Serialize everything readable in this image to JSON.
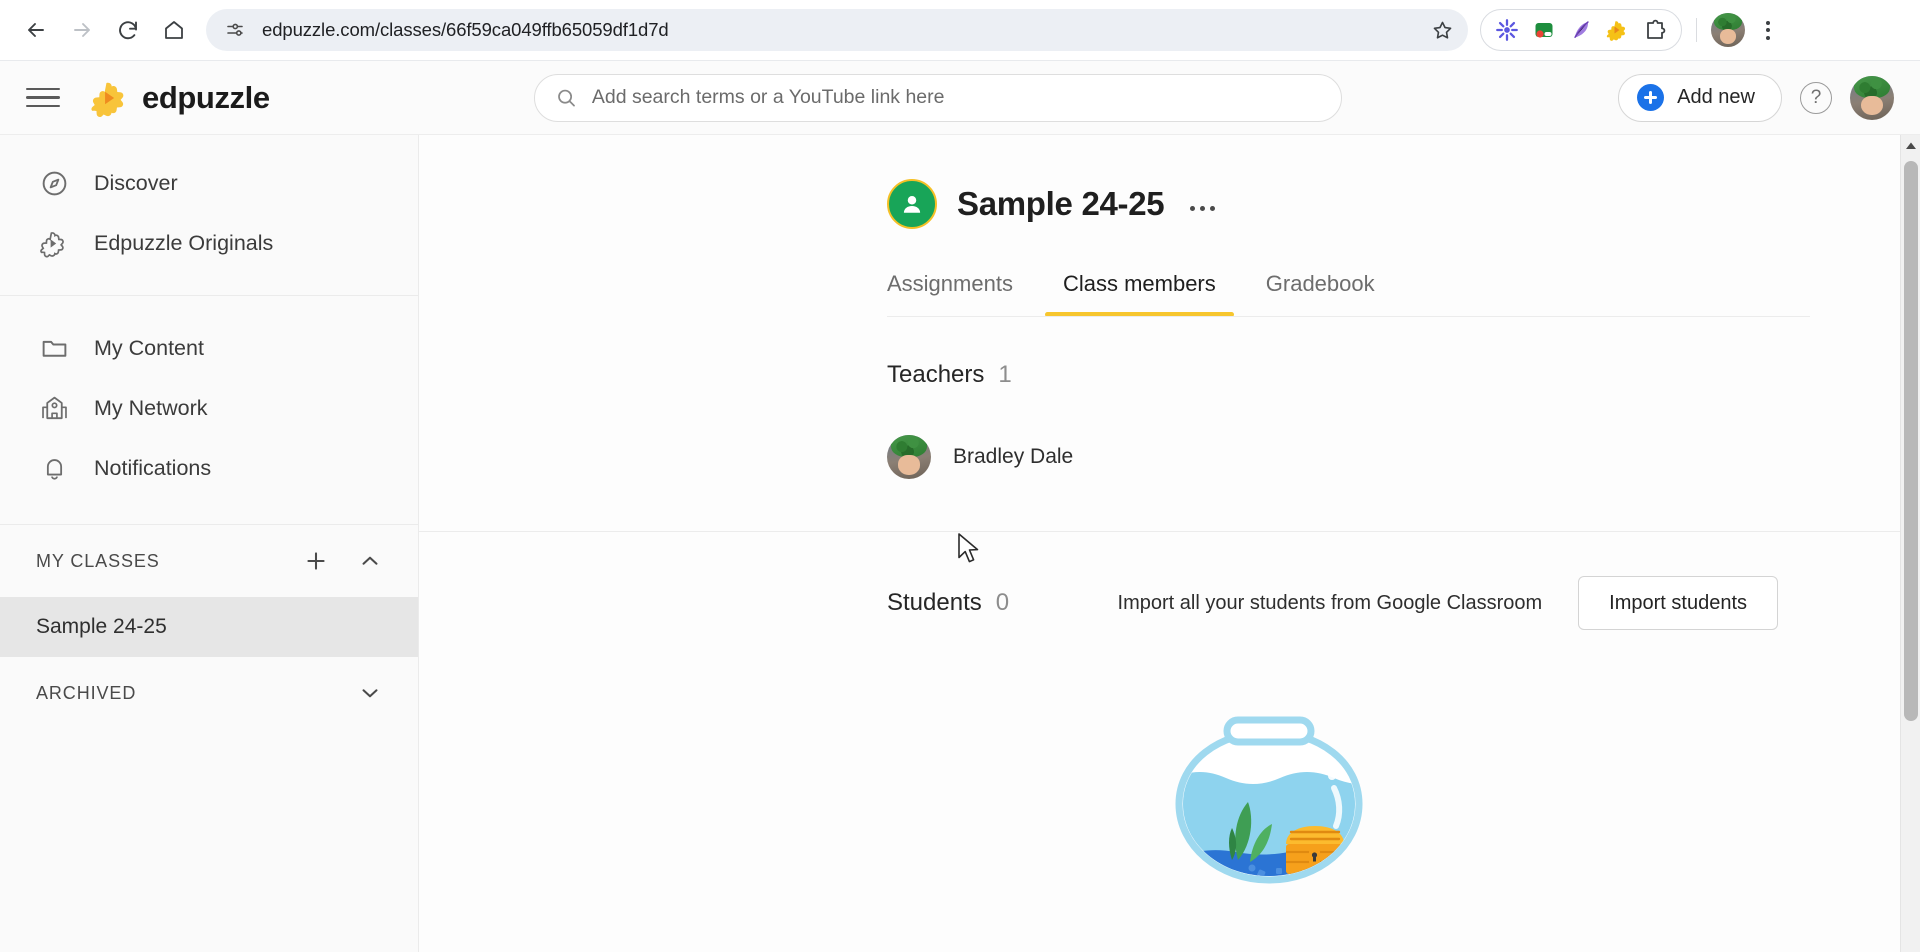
{
  "browser": {
    "back_icon": "back-arrow-icon",
    "forward_icon": "forward-arrow-icon",
    "reload_icon": "reload-icon",
    "home_icon": "home-icon",
    "site_info_icon": "site-settings-icon",
    "url": "edpuzzle.com/classes/66f59ca049ffb65059df1d7d",
    "bookmark_icon": "star-icon",
    "extensions": [
      {
        "name": "starburst-extension-icon",
        "color": "#5b57e0"
      },
      {
        "name": "screen-recorder-extension-icon",
        "color": "#34a853"
      },
      {
        "name": "quill-extension-icon",
        "color": "#8a63d2"
      },
      {
        "name": "edpuzzle-extension-icon",
        "color": "#f5c116"
      },
      {
        "name": "extensions-puzzle-icon",
        "color": "#3c4043"
      }
    ],
    "profile_avatar": "chrome-profile-avatar",
    "menu_icon": "three-dot-menu-icon"
  },
  "app_header": {
    "menu_icon": "hamburger-menu-icon",
    "logo_icon": "edpuzzle-logo-icon",
    "brand": "edpuzzle",
    "search": {
      "icon": "search-icon",
      "value": "",
      "placeholder": "Add search terms or a YouTube link here"
    },
    "add_new_label": "Add new",
    "help_label": "?",
    "avatar": "user-avatar"
  },
  "sidebar": {
    "nav_primary": [
      {
        "label": "Discover",
        "icon": "compass-icon"
      },
      {
        "label": "Edpuzzle Originals",
        "icon": "puzzle-piece-icon"
      }
    ],
    "nav_secondary": [
      {
        "label": "My Content",
        "icon": "folder-icon"
      },
      {
        "label": "My Network",
        "icon": "school-building-icon"
      },
      {
        "label": "Notifications",
        "icon": "bell-icon"
      }
    ],
    "my_classes": {
      "title": "MY CLASSES",
      "add_icon": "plus-icon",
      "collapse_icon": "chevron-up-icon",
      "classes": [
        {
          "label": "Sample 24-25",
          "active": true
        }
      ]
    },
    "archived": {
      "title": "ARCHIVED",
      "expand_icon": "chevron-down-icon"
    }
  },
  "main": {
    "class_avatar_icon": "class-people-icon",
    "class_title": "Sample 24-25",
    "options_icon": "more-options-icon",
    "tabs": [
      {
        "label": "Assignments",
        "active": false
      },
      {
        "label": "Class members",
        "active": true
      },
      {
        "label": "Gradebook",
        "active": false
      }
    ],
    "teachers": {
      "label": "Teachers",
      "count": "1",
      "members": [
        {
          "name": "Bradley Dale",
          "avatar": "teacher-avatar"
        }
      ]
    },
    "students": {
      "label": "Students",
      "count": "0",
      "import_text": "Import all your students from Google Classroom",
      "import_button": "Import students",
      "empty_illustration": "fishbowl-illustration"
    }
  },
  "scrollbar": {
    "up_arrow_icon": "scroll-up-arrow-icon",
    "thumb": "scrollbar-thumb"
  },
  "colors": {
    "brand_yellow": "#f5c116",
    "accent_blue": "#1b72e8",
    "class_green": "#18a558",
    "tab_underline": "#f7c62e"
  }
}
= = = =
- _EXERCISE PROMPT_
Exclude the pictures and repeat every other part of the records word for word.

- _SOLUTION TO THIS EXERCISE_
Serialize everything readable in this image to JSON.
{
  "browser": {
    "back_icon": "back-arrow-icon",
    "forward_icon": "forward-arrow-icon",
    "reload_icon": "reload-icon",
    "home_icon": "home-icon",
    "site_info_icon": "site-settings-icon",
    "url": "edpuzzle.com/classes/66f59ca049ffb65059df1d7d",
    "bookmark_icon": "star-icon",
    "extensions": [
      {
        "name": "starburst-extension-icon",
        "color": "#5b57e0"
      },
      {
        "name": "screen-recorder-extension-icon",
        "color": "#34a853"
      },
      {
        "name": "quill-extension-icon",
        "color": "#8a63d2"
      },
      {
        "name": "edpuzzle-extension-icon",
        "color": "#f5c116"
      },
      {
        "name": "extensions-puzzle-icon",
        "color": "#3c4043"
      }
    ],
    "profile_avatar": "chrome-profile-avatar",
    "menu_icon": "three-dot-menu-icon"
  },
  "app_header": {
    "menu_icon": "hamburger-menu-icon",
    "logo_icon": "edpuzzle-logo-icon",
    "brand": "edpuzzle",
    "search": {
      "icon": "search-icon",
      "value": "",
      "placeholder": "Add search terms or a YouTube link here"
    },
    "add_new_label": "Add new",
    "help_label": "?",
    "avatar": "user-avatar"
  },
  "sidebar": {
    "nav_primary": [
      {
        "label": "Discover",
        "icon": "compass-icon"
      },
      {
        "label": "Edpuzzle Originals",
        "icon": "puzzle-piece-icon"
      }
    ],
    "nav_secondary": [
      {
        "label": "My Content",
        "icon": "folder-icon"
      },
      {
        "label": "My Network",
        "icon": "school-building-icon"
      },
      {
        "label": "Notifications",
        "icon": "bell-icon"
      }
    ],
    "my_classes": {
      "title": "MY CLASSES",
      "add_icon": "plus-icon",
      "collapse_icon": "chevron-up-icon",
      "classes": [
        {
          "label": "Sample 24-25",
          "active": true
        }
      ]
    },
    "archived": {
      "title": "ARCHIVED",
      "expand_icon": "chevron-down-icon"
    }
  },
  "main": {
    "class_avatar_icon": "class-people-icon",
    "class_title": "Sample 24-25",
    "options_icon": "more-options-icon",
    "tabs": [
      {
        "label": "Assignments",
        "active": false
      },
      {
        "label": "Class members",
        "active": true
      },
      {
        "label": "Gradebook",
        "active": false
      }
    ],
    "teachers": {
      "label": "Teachers",
      "count": "1",
      "members": [
        {
          "name": "Bradley Dale",
          "avatar": "teacher-avatar"
        }
      ]
    },
    "students": {
      "label": "Students",
      "count": "0",
      "import_text": "Import all your students from Google Classroom",
      "import_button": "Import students",
      "empty_illustration": "fishbowl-illustration"
    }
  },
  "scrollbar": {
    "up_arrow_icon": "scroll-up-arrow-icon",
    "thumb": "scrollbar-thumb"
  },
  "colors": {
    "brand_yellow": "#f5c116",
    "accent_blue": "#1b72e8",
    "class_green": "#18a558",
    "tab_underline": "#f7c62e"
  }
}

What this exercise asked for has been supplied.